Página:

* * * * * * * * *

A revolução agrícola
Simultaneamente no espaço e no tempo à “Revolução Pastoril” aconteceu a “Revolução Agrícola. Darcy Ribeiro chamou as duas “revoluções” como a “Revolução dos Alimentos”. A revolução agrícola começou a tornar-se possível a partir do momento em que os coletores da pré-história perceberam que determinadas espécies de plantas que lhes forneciam sementes, raízes, tubérculos e frutos comestíveis, podiam ser cultivadas, tornando-se mais produtivas e as colheitas mais seguras e previsíveis. O manejo controlado das plantas teve, ao lado do potencial incalculável de novas perspectivas na provisão das necessidades básicas de sobrevivência, uma profunda revolução na relação do homem com seu entorno natural. Da condição de total dependência dos caprichos da natureza os povos agricultores passaram a valer-se cada vez de mais e melhores tecnologias, melhorando os métodos de plantio, identificando mais espécies de plantas passíveis de manejo e, desde muito cedo, manipulando pela seleção e o cruzamento diversas variedades nativas, obtendo híbridos mais produtivos. O homem e a natureza selaram, por assim dizer, uma aliança e solidificaram uma relação de mutualidade que serviu de trampolim para um salto de qualidade sem precedentes: A Revolução dos Alimentos. Foi o ponto de largada para a simbiose entre a ação cultural do homem e o entorno geográfico. Os resultados dessa parceria do agricultor com seu chão fizeram-se sentir de muitas formas. Sem privilegiar uma ou outra, destaquemos algumas.
O preparo da terra, a semeadura, o cuidado com o desenvolvimento das plantas, a colheita e o recomeço de um novo ciclo agrícola, determinaram o fim da vida itinerante exigida pela coleta. Os agricultores tornaram-se sedentários, instalaram moradias em aldeias permanentes. O chão preferido pelos povos agrícolas primitivos foram as terras planas ao longo dos grandes rios da África, Oriente Médio e Próximo, Índia e China. Assim, a partir do momento em que dispomos de dados históricos mais precisos, encontramos o vale do Nilo, do Eufrates e Tigre, do Indo, do Ganges, do Yankze, do Hoango e outros, cobertos por uma mosaico de terras plantadas e pontilhados por inúmeras aldeias. Em pontos estratégicos centros urbanos de porte polarizavam as atividades de regiões maiores. O gigantesco potencial de progresso desse processo de humanização que se desencadeou desde a “domesticação” das primeiras plantas úteis no Neolítico, ainda não está esgotado. Das várzeas dos grandes rios a agricultura avançou sobre as encostas de montanhas, tomou o lugar das florestas, transformou em grande parte estepes, savanas e pradarias, impulsionada por sempre novas tecnologias de manejo do solo e espécies de plantas. Em regiões inteiras reduziu a curiosidades ecológicas as relíquias da paisagem original. Acontece que a primeira necessidade do homem de 15000 ou 20000 anos passados e do começo do terceiro milênio, tem em comum a necessidade de alimentar-se. E quem fornece os alimentos são, ainda hoje, os criadores de animais e os agricultores, amparados pelas descobertas científicas e a maior eficiência das tecnologias de produção. E com isso o processo de humanização acelera-se e vai-se impondo cada vez mais sobre as últimas paisagens naturais. Em não poucos casos os métodos empregados e a ausência de critérios, tornam evidente que se chegou a um limite crítico. Continuando nesta direção corre-se o risco de quebrar o equilíbrio da simbiose entre cultura e meio ambiente.

* * * * * * * * *

Dados extraídos:
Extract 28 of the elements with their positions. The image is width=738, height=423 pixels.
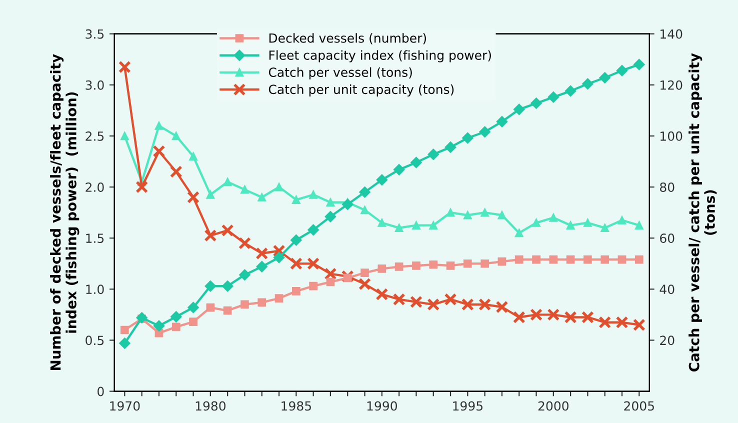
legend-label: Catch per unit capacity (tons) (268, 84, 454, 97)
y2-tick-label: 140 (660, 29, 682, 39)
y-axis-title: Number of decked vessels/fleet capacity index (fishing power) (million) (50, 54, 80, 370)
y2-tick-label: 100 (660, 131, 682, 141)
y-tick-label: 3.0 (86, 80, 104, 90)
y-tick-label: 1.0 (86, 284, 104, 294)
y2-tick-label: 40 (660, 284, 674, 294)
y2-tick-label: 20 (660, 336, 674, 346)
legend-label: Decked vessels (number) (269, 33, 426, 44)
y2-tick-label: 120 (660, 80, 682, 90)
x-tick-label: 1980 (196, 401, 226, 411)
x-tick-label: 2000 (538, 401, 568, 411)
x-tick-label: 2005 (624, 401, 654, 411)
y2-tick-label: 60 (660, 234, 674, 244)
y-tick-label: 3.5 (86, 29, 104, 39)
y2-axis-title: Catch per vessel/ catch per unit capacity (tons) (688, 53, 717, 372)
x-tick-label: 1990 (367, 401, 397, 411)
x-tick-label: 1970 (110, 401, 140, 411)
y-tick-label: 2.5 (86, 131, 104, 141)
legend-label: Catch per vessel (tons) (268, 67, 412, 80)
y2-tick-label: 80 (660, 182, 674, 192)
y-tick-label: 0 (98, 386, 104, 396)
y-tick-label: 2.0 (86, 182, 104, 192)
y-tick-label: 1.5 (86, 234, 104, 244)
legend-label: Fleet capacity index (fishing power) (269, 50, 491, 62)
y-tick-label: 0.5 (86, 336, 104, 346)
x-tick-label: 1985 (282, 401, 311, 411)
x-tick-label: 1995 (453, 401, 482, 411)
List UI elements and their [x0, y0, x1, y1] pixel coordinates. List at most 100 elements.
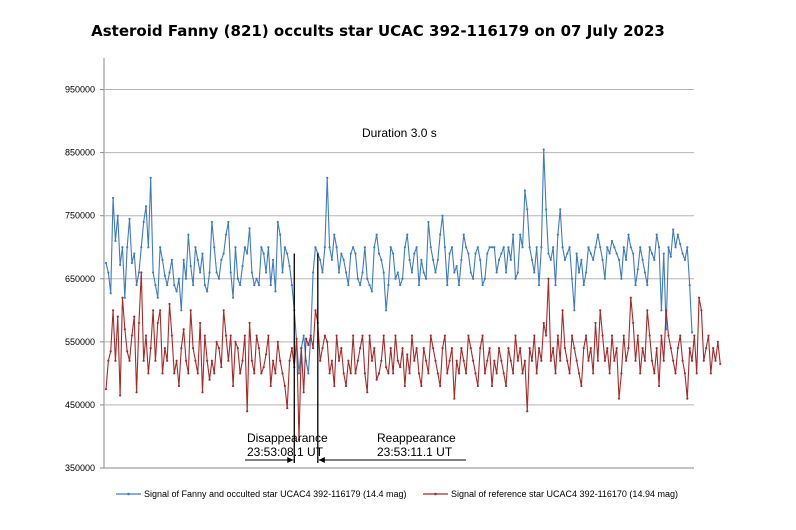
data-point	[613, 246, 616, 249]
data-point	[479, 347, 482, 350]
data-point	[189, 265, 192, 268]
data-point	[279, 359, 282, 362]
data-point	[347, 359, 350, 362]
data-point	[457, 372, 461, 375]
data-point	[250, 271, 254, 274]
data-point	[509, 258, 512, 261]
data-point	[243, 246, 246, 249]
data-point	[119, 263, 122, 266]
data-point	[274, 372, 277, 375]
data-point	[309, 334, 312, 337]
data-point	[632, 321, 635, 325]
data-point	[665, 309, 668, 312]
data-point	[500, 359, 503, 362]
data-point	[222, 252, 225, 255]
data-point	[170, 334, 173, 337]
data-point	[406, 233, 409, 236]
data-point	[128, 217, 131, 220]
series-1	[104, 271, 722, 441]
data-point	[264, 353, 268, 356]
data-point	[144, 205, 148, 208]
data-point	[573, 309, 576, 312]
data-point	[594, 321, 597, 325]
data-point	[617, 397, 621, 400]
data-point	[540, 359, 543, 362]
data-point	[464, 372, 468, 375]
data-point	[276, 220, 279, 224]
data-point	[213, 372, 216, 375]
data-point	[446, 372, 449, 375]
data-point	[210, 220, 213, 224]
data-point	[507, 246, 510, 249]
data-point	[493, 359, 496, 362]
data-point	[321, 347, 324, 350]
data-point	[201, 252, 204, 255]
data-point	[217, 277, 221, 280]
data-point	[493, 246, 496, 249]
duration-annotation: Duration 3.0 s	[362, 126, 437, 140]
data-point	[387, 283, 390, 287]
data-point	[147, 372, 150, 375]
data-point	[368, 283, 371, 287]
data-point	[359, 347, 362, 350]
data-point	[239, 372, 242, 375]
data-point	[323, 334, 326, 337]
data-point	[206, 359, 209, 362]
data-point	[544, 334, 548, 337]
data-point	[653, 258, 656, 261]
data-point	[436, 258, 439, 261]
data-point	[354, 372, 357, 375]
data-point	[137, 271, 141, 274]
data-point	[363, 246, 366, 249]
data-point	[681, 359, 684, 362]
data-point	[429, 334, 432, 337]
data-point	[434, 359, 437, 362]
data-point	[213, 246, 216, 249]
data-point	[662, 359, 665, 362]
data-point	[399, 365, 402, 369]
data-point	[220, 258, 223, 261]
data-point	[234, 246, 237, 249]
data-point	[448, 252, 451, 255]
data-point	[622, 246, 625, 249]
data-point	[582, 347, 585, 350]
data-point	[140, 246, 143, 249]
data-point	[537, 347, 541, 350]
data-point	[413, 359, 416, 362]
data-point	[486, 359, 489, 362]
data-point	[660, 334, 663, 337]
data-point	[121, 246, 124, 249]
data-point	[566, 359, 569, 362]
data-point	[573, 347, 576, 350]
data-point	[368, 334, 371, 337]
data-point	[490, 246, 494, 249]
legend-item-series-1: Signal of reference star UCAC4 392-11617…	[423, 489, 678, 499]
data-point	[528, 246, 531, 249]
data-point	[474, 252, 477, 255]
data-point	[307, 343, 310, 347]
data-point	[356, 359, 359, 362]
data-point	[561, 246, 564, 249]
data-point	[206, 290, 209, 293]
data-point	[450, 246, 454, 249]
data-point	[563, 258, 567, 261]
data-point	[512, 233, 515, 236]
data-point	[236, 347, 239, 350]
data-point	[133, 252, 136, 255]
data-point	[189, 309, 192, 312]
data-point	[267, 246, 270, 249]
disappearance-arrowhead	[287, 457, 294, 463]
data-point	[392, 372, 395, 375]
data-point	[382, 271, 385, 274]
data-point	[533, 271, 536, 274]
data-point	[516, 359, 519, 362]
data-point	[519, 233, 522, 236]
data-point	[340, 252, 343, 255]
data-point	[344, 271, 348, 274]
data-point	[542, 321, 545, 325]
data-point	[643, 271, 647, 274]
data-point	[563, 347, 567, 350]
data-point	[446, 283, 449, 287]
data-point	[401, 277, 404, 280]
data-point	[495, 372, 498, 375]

* * * * * * * * *

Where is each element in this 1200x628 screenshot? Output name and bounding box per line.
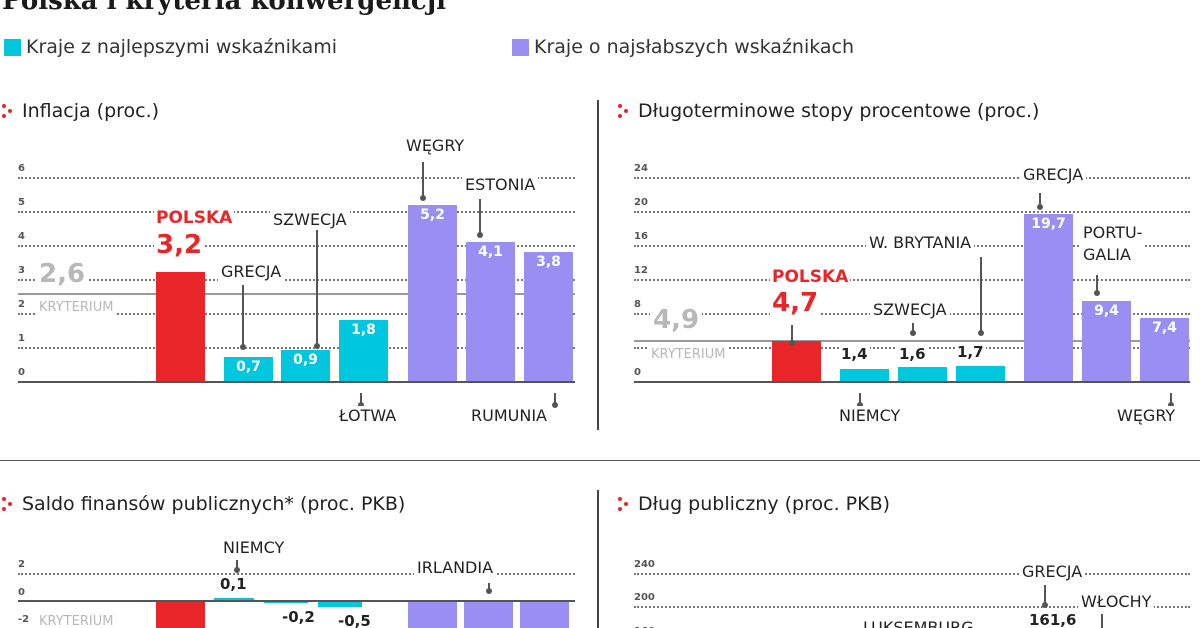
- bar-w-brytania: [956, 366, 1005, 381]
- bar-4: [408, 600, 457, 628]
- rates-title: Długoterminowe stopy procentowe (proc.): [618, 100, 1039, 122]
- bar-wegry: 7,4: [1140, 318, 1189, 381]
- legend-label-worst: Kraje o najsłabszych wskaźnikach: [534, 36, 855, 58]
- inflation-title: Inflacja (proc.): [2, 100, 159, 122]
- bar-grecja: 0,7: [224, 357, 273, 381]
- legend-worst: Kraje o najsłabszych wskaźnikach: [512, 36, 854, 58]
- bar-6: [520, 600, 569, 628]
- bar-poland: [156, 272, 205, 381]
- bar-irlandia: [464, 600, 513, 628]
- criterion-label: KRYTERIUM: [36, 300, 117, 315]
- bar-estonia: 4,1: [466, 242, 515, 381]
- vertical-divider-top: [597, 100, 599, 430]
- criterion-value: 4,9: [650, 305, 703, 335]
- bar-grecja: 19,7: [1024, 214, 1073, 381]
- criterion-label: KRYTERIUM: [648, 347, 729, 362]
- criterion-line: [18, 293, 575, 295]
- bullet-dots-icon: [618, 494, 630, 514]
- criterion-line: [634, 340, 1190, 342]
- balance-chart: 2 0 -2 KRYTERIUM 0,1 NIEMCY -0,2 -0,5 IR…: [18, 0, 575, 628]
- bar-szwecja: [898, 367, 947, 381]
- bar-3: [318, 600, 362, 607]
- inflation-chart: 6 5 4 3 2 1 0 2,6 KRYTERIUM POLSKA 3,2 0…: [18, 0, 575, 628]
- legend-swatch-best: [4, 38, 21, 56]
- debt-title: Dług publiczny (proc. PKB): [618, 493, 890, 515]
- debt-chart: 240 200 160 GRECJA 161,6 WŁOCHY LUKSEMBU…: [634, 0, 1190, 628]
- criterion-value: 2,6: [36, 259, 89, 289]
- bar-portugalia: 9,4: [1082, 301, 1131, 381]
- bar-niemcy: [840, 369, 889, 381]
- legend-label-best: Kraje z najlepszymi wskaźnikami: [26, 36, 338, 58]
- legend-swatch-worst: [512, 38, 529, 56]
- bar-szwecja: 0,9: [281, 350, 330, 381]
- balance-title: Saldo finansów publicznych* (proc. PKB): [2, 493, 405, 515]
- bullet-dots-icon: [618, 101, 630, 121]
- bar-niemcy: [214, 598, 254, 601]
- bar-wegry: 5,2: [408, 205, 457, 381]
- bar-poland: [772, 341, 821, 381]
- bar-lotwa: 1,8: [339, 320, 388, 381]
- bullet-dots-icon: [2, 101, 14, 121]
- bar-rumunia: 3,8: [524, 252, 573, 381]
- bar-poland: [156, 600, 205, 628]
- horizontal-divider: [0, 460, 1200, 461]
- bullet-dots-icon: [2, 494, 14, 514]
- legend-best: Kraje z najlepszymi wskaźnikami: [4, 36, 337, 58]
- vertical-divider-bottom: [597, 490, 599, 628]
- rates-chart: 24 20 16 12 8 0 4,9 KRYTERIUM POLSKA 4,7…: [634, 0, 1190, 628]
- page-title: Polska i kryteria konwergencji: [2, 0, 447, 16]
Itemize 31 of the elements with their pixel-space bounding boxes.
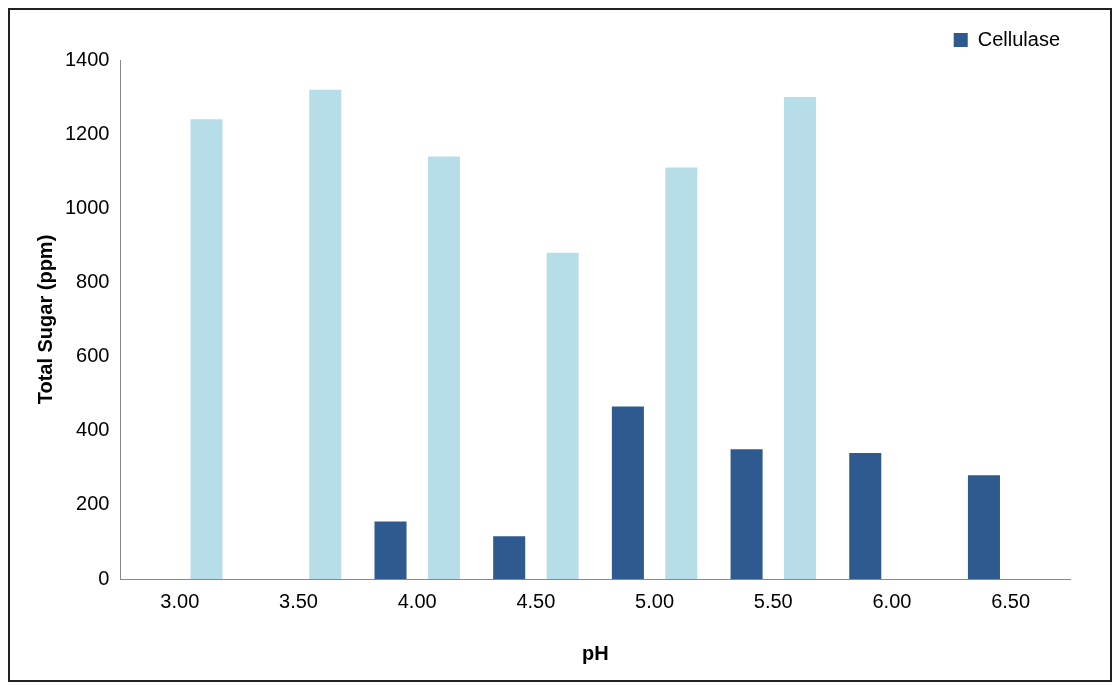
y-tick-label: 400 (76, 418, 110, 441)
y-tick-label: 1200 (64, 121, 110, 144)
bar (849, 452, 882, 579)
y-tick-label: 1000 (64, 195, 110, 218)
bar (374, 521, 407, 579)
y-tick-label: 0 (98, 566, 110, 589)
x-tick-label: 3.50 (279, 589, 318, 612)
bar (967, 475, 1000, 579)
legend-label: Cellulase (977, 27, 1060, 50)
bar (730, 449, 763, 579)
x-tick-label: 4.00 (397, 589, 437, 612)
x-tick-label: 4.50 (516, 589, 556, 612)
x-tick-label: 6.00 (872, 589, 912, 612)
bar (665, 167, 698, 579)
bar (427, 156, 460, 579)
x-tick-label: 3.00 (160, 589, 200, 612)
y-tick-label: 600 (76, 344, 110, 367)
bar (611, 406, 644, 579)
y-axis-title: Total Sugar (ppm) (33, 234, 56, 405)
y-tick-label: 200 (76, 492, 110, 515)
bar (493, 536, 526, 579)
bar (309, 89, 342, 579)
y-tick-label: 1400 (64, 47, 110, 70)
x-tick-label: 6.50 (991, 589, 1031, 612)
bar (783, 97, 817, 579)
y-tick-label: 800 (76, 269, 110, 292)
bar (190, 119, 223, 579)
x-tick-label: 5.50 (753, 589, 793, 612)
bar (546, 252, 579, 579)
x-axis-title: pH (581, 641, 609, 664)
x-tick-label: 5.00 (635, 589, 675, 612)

* * * * * * * * *

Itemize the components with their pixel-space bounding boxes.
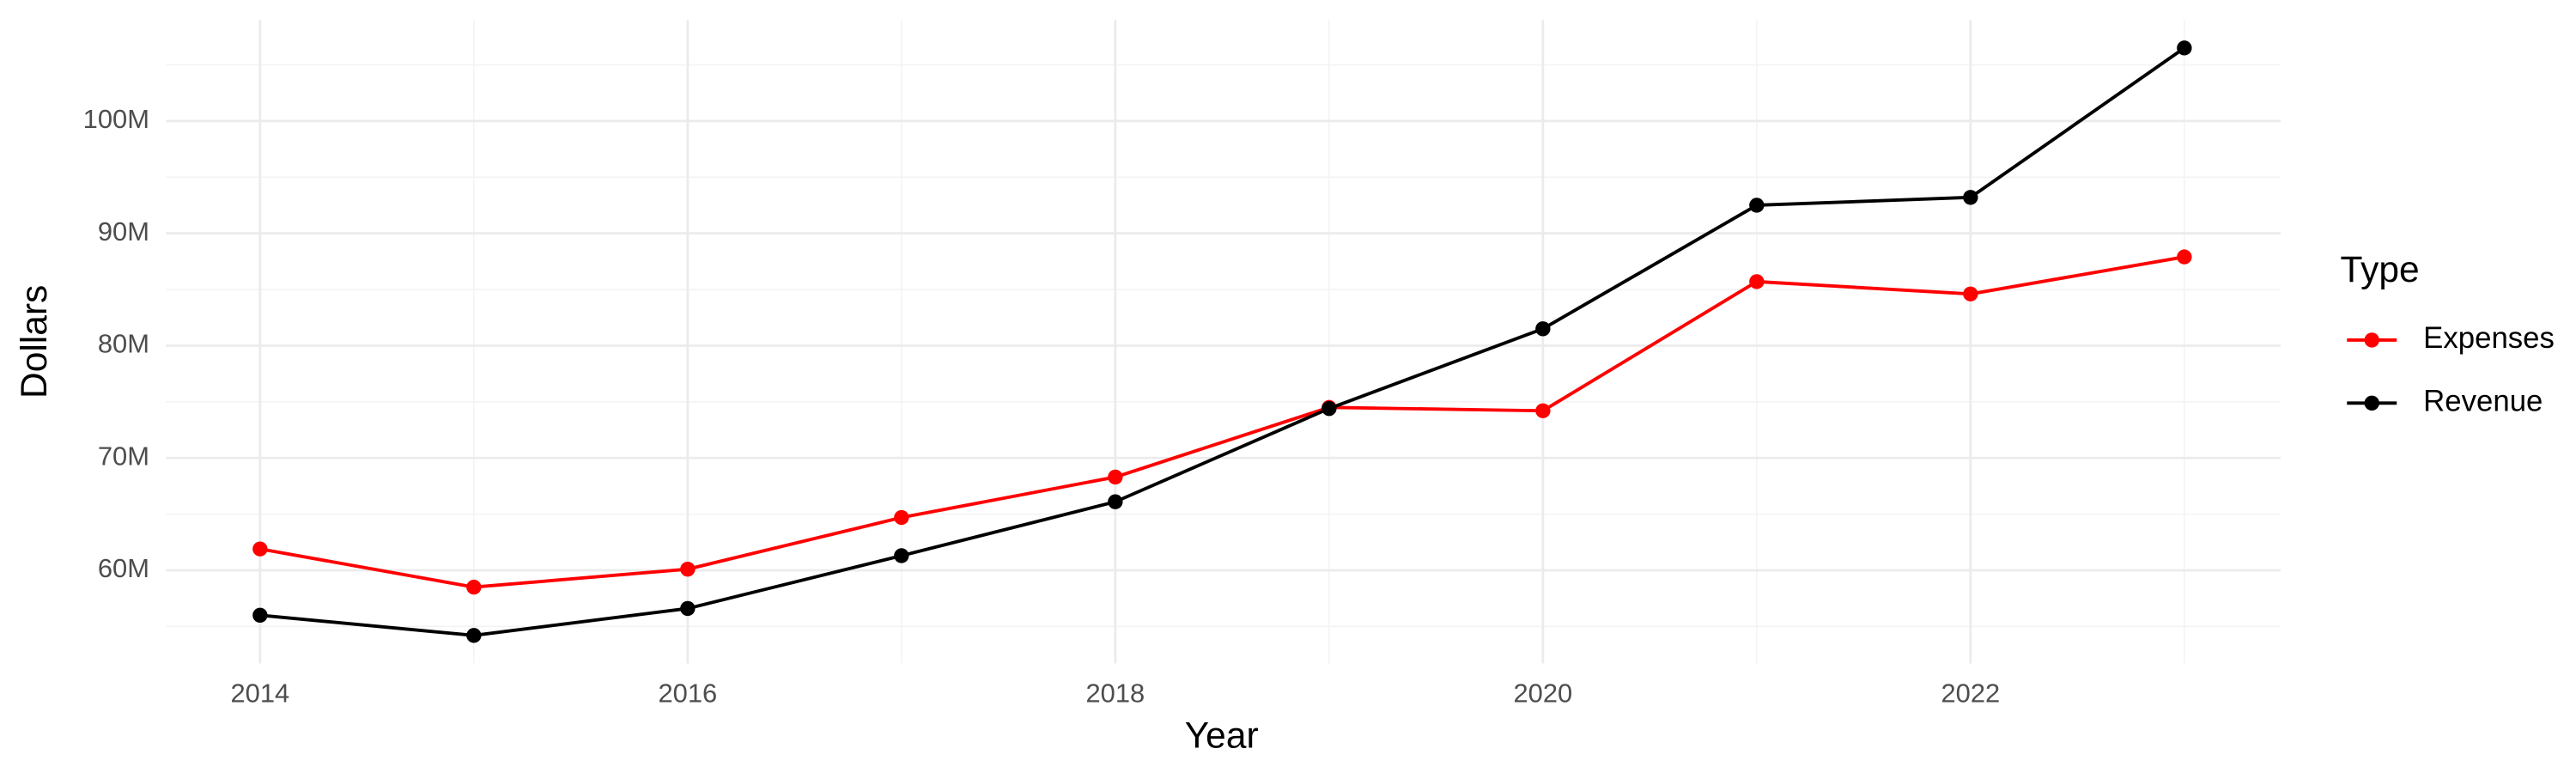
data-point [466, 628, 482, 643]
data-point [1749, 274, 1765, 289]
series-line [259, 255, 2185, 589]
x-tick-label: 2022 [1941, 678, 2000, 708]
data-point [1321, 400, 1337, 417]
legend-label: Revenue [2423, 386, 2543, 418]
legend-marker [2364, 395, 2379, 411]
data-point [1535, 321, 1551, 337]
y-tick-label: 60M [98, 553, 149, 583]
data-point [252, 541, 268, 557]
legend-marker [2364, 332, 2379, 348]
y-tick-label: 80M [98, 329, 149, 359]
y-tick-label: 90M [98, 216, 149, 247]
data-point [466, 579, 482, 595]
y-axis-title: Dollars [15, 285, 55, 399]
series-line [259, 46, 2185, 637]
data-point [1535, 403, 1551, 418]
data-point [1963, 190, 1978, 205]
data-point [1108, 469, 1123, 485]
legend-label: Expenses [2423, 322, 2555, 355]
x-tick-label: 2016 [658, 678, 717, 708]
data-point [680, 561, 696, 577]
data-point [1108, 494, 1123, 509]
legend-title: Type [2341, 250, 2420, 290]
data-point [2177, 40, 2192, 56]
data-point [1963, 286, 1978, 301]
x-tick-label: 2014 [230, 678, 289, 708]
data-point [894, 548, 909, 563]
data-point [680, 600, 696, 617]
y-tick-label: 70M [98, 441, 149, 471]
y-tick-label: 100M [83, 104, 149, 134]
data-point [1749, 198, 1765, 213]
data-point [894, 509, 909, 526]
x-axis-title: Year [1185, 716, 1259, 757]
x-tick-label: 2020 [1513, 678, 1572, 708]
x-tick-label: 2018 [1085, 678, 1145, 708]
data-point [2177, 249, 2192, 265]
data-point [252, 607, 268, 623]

* * * * * * * * *

Instruções da tarefa: Prossiga o texto sobre a revolução agrícola, começando logo após a última frase apresentada.

Resposta do exercício:
Dispensam-se teorias complicadas ou métodos refinados de observação. Basta um olhar um pouco mais atento para a História, a fim de nos convencermos do acerto dessa afirmação. Entre os agricultores, o sol, a lua com seus ciclos regulares tornaram-se referência da própria dinâmica da História. E em torno do nascer de do ocaso do sol, alternância mensal das fases da lua, da sucessão das estações do ano, o agricultor foi elaborando e consolidando todo um universo simbólico, um universo de costumes, hábitos, valores, crenças, cultos e rituais. O sol definindo os ciclos anuais e, pela alternância das estações, comanda a preparação da terra, a semeadura, a germinação das sementes, o crescimento o florescimento, a maturação das colheitas e, finalmente, a colheita. Em meio a esse eterno fluxo e refluxo, germinar, nascer, crescer, declinar e morrer os fenômenos pela sua natureza astronômicos, cosmológicos, geográficos e climatológicos, transformaram-se em fatores causais de fundamental importância na consolidação da identidade étnica e cultural. A primavera veio a simbolizar o germinar da vida e juventude, o verão a plenitude do vigor adulto, o outono a colheita dos bons ou maus frutos, o inverno o declínio e finalmente a morte, para, em seguida, germinar nova vida e recomeçar o eterno vir e devir. A sucessão e o ritmo das estações e os ciclos da vida terminaram confundindo-se simbolicamente numa única e a mesma dinâmica. É neste sentido que se fala em primavera da vida ou vida contada em primaveras. Pela sua importância o sol e a lua, foram adorados como divindades por não poucos povos.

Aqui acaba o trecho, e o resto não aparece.